TO DO>
Return all of the data exactly, with nothing left out but the pictures.

A run of records:
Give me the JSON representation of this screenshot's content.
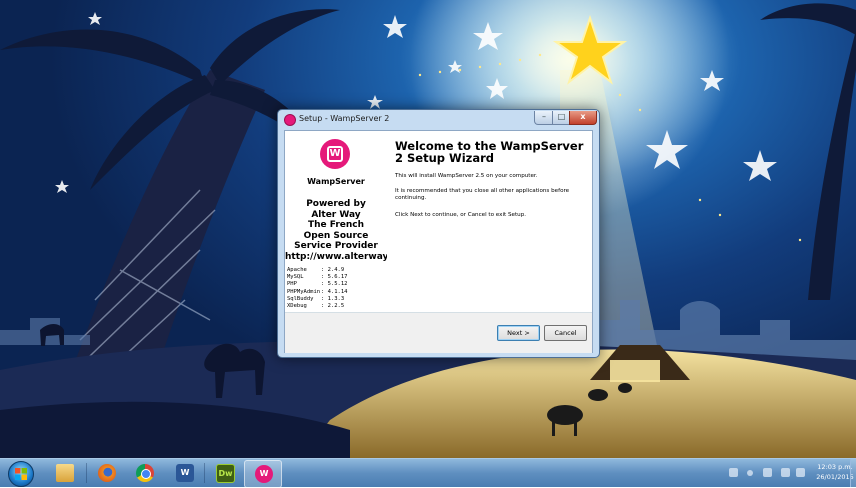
{
  "window": {
    "title": "Setup - WampServer 2",
    "controls": {
      "minimize": "–",
      "maximize": "□",
      "close": "x"
    }
  },
  "left_pane": {
    "logo_letter": "W",
    "brand": "WampServer",
    "powered_lines": [
      "Powered by",
      "Alter Way",
      "The French",
      "Open Source",
      "Service Provider",
      "http://www.alterway.fr"
    ],
    "versions": [
      {
        "name": "Apache",
        "value": ": 2.4.9"
      },
      {
        "name": "MySQL",
        "value": ": 5.6.17"
      },
      {
        "name": "PHP",
        "value": ": 5.5.12"
      },
      {
        "name": "PHPMyAdmin",
        "value": ": 4.1.14"
      },
      {
        "name": "SqlBuddy",
        "value": ": 1.3.3"
      },
      {
        "name": "XDebug",
        "value": ": 2.2.5"
      }
    ]
  },
  "right_pane": {
    "heading": "Welcome to the WampServer 2 Setup Wizard",
    "para1": "This will install WampServer 2.5 on your computer.",
    "para2": "It is recommended that you close all other applications before continuing.",
    "para3": "Click Next to continue, or Cancel to exit Setup."
  },
  "buttons": {
    "next": "Next >",
    "cancel": "Cancel"
  },
  "taskbar": {
    "apps": [
      {
        "name": "explorer",
        "glyph": ""
      },
      {
        "name": "firefox",
        "glyph": ""
      },
      {
        "name": "chrome",
        "glyph": ""
      },
      {
        "name": "word",
        "glyph": "W"
      },
      {
        "name": "dreamweaver",
        "glyph": "Dw"
      },
      {
        "name": "wampserver",
        "glyph": "W"
      }
    ],
    "clock_time": "12:03 p.m.",
    "clock_date": "26/01/2015"
  }
}
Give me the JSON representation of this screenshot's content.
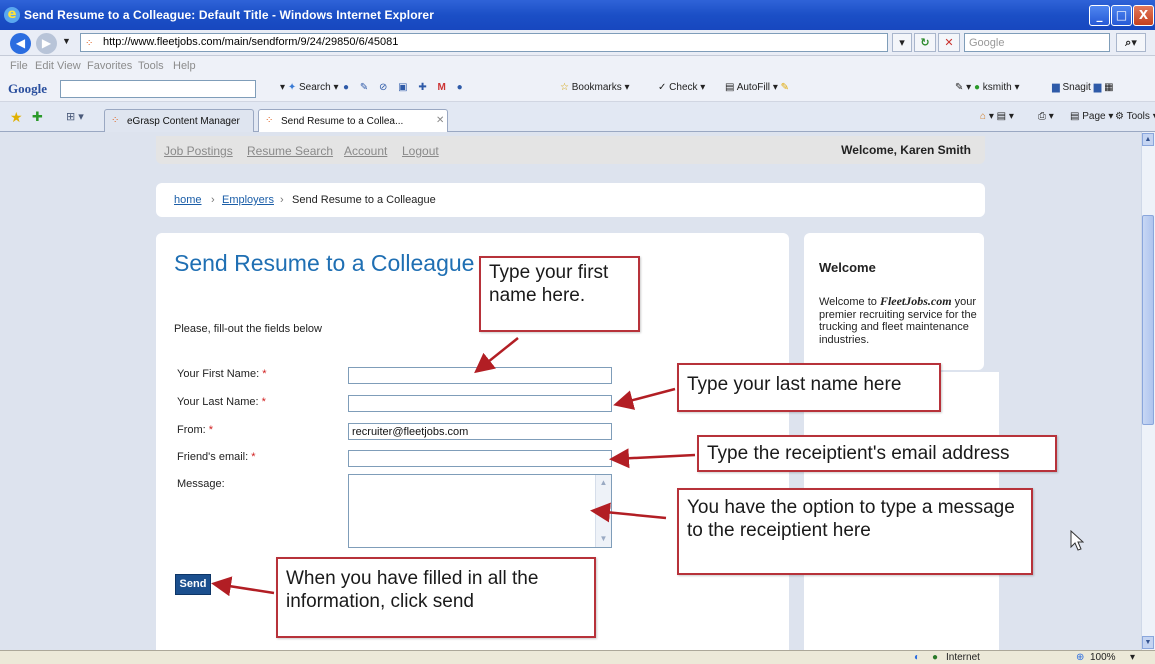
{
  "window": {
    "title": "Send Resume to a Colleague: Default Title - Windows Internet Explorer",
    "minimize": "_",
    "maximize": "□",
    "close": "X"
  },
  "address_bar": {
    "url": "http://www.fleetjobs.com/main/sendform/9/24/29850/6/45081",
    "search_placeholder": "Google"
  },
  "menu": [
    "File",
    "Edit",
    "View",
    "Favorites",
    "Tools",
    "Help"
  ],
  "google_toolbar": {
    "logo": "Google",
    "items": [
      "Search",
      "Bookmarks",
      "Check",
      "AutoFill",
      "ksmith",
      "Snagit"
    ]
  },
  "tabs": [
    {
      "label": "eGrasp Content Manager",
      "active": false
    },
    {
      "label": "Send Resume to a Collea...",
      "active": true
    }
  ],
  "command_bar": [
    "Page",
    "Tools"
  ],
  "site_nav": {
    "links": [
      "Job Postings",
      "Resume Search",
      "Account",
      "Logout"
    ],
    "welcome": "Welcome, Karen Smith"
  },
  "breadcrumb": {
    "home": "home",
    "employers": "Employers",
    "current": "Send Resume to a Colleague",
    "separator": "›"
  },
  "form": {
    "title": "Send Resume to a Colleague",
    "instructions": "Please, fill-out the fields below",
    "required_mark": "*",
    "fields": {
      "first_name": {
        "label": "Your First Name:",
        "value": ""
      },
      "last_name": {
        "label": "Your Last Name:",
        "value": ""
      },
      "from": {
        "label": "From:",
        "value": "recruiter@fleetjobs.com"
      },
      "friend_email": {
        "label": "Friend's email:",
        "value": ""
      },
      "message": {
        "label": "Message:",
        "value": ""
      }
    },
    "send_label": "Send"
  },
  "sidebar": {
    "heading": "Welcome",
    "text_before": "Welcome to ",
    "brand": "FleetJobs.com",
    "text_after": " your premier recruiting service for the trucking and fleet maintenance industries."
  },
  "callouts": {
    "first_name": "Type your first name here.",
    "last_name": "Type your last name here",
    "email": "Type the receiptient's email address",
    "message": "You have the option to type a message to the receiptient here",
    "send": "When you have filled in all the information, click send"
  },
  "status_bar": {
    "zone": "Internet",
    "zoom": "100%"
  },
  "colors": {
    "accent": "#1f6fb3",
    "callout_border": "#b7323a",
    "arrow": "#b21e24",
    "send_button": "#1b4f8e"
  }
}
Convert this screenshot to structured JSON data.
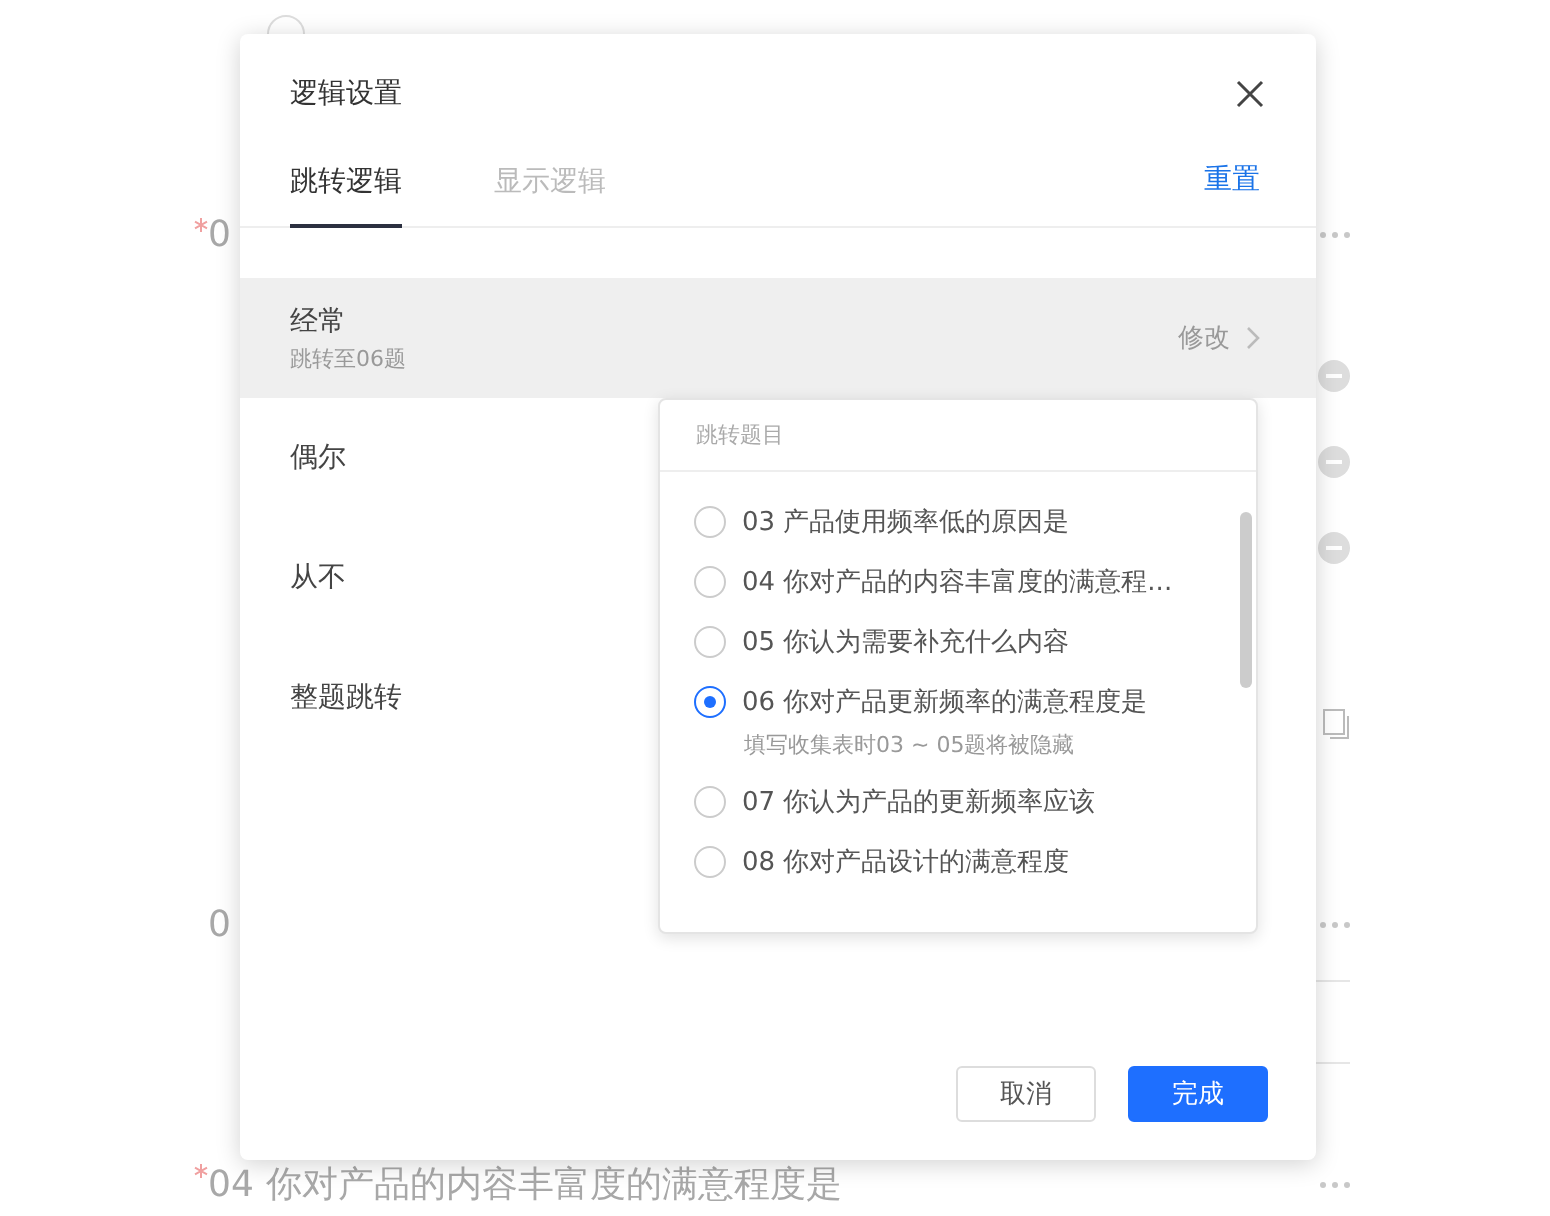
{
  "background": {
    "questions": [
      {
        "number": "0",
        "required": true
      },
      {
        "number": "0",
        "required": false
      },
      {
        "number": "04",
        "required": true,
        "title": "你对产品的内容丰富度的满意程度是"
      }
    ]
  },
  "dialog": {
    "title": "逻辑设置",
    "tabs": [
      {
        "label": "跳转逻辑",
        "selected": true
      },
      {
        "label": "显示逻辑",
        "selected": false
      }
    ],
    "reset": "重置",
    "rules": [
      {
        "label": "经常",
        "detail": "跳转至06题",
        "action": "修改",
        "selected": true
      },
      {
        "label": "偶尔",
        "selected": false
      },
      {
        "label": "从不",
        "selected": false
      },
      {
        "label": "整题跳转",
        "selected": false
      }
    ],
    "dropdown": {
      "header": "跳转题目",
      "options": [
        {
          "label": "03 产品使用频率低的原因是",
          "selected": false
        },
        {
          "label": "04 你对产品的内容丰富度的满意程...",
          "selected": false
        },
        {
          "label": "05 你认为需要补充什么内容",
          "selected": false
        },
        {
          "label": "06 你对产品更新频率的满意程度是",
          "selected": true,
          "hint": "填写收集表时03 ~ 05题将被隐藏"
        },
        {
          "label": "07 你认为产品的更新频率应该",
          "selected": false
        },
        {
          "label": "08 你对产品设计的满意程度",
          "selected": false
        }
      ]
    },
    "buttons": [
      {
        "label": "取消",
        "kind": "secondary"
      },
      {
        "label": "完成",
        "kind": "primary"
      }
    ]
  }
}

SOLUTION TO THE EXERCISE>
Give me the JSON representation of this screenshot's content.
{
  "window": {
    "title": "Setup - WampServer 2",
    "controls": {
      "minimize": "–",
      "maximize": "□",
      "close": "x"
    }
  },
  "left_pane": {
    "logo_letter": "W",
    "brand": "WampServer",
    "powered_lines": [
      "Powered by",
      "Alter Way",
      "The French",
      "Open Source",
      "Service Provider",
      "http://www.alterway.fr"
    ],
    "versions": [
      {
        "name": "Apache",
        "value": ": 2.4.9"
      },
      {
        "name": "MySQL",
        "value": ": 5.6.17"
      },
      {
        "name": "PHP",
        "value": ": 5.5.12"
      },
      {
        "name": "PHPMyAdmin",
        "value": ": 4.1.14"
      },
      {
        "name": "SqlBuddy",
        "value": ": 1.3.3"
      },
      {
        "name": "XDebug",
        "value": ": 2.2.5"
      }
    ]
  },
  "right_pane": {
    "heading": "Welcome to the WampServer 2 Setup Wizard",
    "para1": "This will install WampServer 2.5 on your computer.",
    "para2": "It is recommended that you close all other applications before continuing.",
    "para3": "Click Next to continue, or Cancel to exit Setup."
  },
  "buttons": {
    "next": "Next >",
    "cancel": "Cancel"
  },
  "taskbar": {
    "apps": [
      {
        "name": "explorer",
        "glyph": ""
      },
      {
        "name": "firefox",
        "glyph": ""
      },
      {
        "name": "chrome",
        "glyph": ""
      },
      {
        "name": "word",
        "glyph": "W"
      },
      {
        "name": "dreamweaver",
        "glyph": "Dw"
      },
      {
        "name": "wampserver",
        "glyph": "W"
      }
    ],
    "clock_time": "12:03 p.m.",
    "clock_date": "26/01/2015"
  }
}
Give me the JSON representation of this screenshot's content.
{
  "window": {
    "title": "Send Resume to a Colleague: Default Title - Windows Internet Explorer",
    "minimize": "_",
    "maximize": "□",
    "close": "X"
  },
  "address_bar": {
    "url": "http://www.fleetjobs.com/main/sendform/9/24/29850/6/45081",
    "search_placeholder": "Google"
  },
  "menu": [
    "File",
    "Edit",
    "View",
    "Favorites",
    "Tools",
    "Help"
  ],
  "google_toolbar": {
    "logo": "Google",
    "items": [
      "Search",
      "Bookmarks",
      "Check",
      "AutoFill",
      "ksmith",
      "Snagit"
    ]
  },
  "tabs": [
    {
      "label": "eGrasp Content Manager",
      "active": false
    },
    {
      "label": "Send Resume to a Collea...",
      "active": true
    }
  ],
  "command_bar": [
    "Page",
    "Tools"
  ],
  "site_nav": {
    "links": [
      "Job Postings",
      "Resume Search",
      "Account",
      "Logout"
    ],
    "welcome": "Welcome, Karen Smith"
  },
  "breadcrumb": {
    "home": "home",
    "employers": "Employers",
    "current": "Send Resume to a Colleague",
    "separator": "›"
  },
  "form": {
    "title": "Send Resume to a Colleague",
    "instructions": "Please, fill-out the fields below",
    "required_mark": "*",
    "fields": {
      "first_name": {
        "label": "Your First Name:",
        "value": ""
      },
      "last_name": {
        "label": "Your Last Name:",
        "value": ""
      },
      "from": {
        "label": "From:",
        "value": "recruiter@fleetjobs.com"
      },
      "friend_email": {
        "label": "Friend's email:",
        "value": ""
      },
      "message": {
        "label": "Message:",
        "value": ""
      }
    },
    "send_label": "Send"
  },
  "sidebar": {
    "heading": "Welcome",
    "text_before": "Welcome to ",
    "brand": "FleetJobs.com",
    "text_after": " your premier recruiting service for the trucking and fleet maintenance industries."
  },
  "callouts": {
    "first_name": "Type your first name here.",
    "last_name": "Type your last name here",
    "email": "Type the receiptient's email address",
    "message": "You have the option to type a message to the receiptient here",
    "send": "When you have filled in all the information, click send"
  },
  "status_bar": {
    "zone": "Internet",
    "zoom": "100%"
  },
  "colors": {
    "accent": "#1f6fb3",
    "callout_border": "#b7323a",
    "arrow": "#b21e24",
    "send_button": "#1b4f8e"
  }
}
Convert this screenshot to structured JSON data.
{
  "background": {
    "questions": [
      {
        "number": "0",
        "required": true
      },
      {
        "number": "0",
        "required": false
      },
      {
        "number": "04",
        "required": true,
        "title": "你对产品的内容丰富度的满意程度是"
      }
    ]
  },
  "dialog": {
    "title": "逻辑设置",
    "tabs": [
      {
        "label": "跳转逻辑",
        "selected": true
      },
      {
        "label": "显示逻辑",
        "selected": false
      }
    ],
    "reset": "重置",
    "rules": [
      {
        "label": "经常",
        "detail": "跳转至06题",
        "action": "修改",
        "selected": true
      },
      {
        "label": "偶尔",
        "selected": false
      },
      {
        "label": "从不",
        "selected": false
      },
      {
        "label": "整题跳转",
        "selected": false
      }
    ],
    "dropdown": {
      "header": "跳转题目",
      "options": [
        {
          "label": "03 产品使用频率低的原因是",
          "selected": false
        },
        {
          "label": "04 你对产品的内容丰富度的满意程...",
          "selected": false
        },
        {
          "label": "05 你认为需要补充什么内容",
          "selected": false
        },
        {
          "label": "06 你对产品更新频率的满意程度是",
          "selected": true,
          "hint": "填写收集表时03 ~ 05题将被隐藏"
        },
        {
          "label": "07 你认为产品的更新频率应该",
          "selected": false
        },
        {
          "label": "08 你对产品设计的满意程度",
          "selected": false
        }
      ]
    },
    "buttons": [
      {
        "label": "取消",
        "kind": "secondary"
      },
      {
        "label": "完成",
        "kind": "primary"
      }
    ]
  }
}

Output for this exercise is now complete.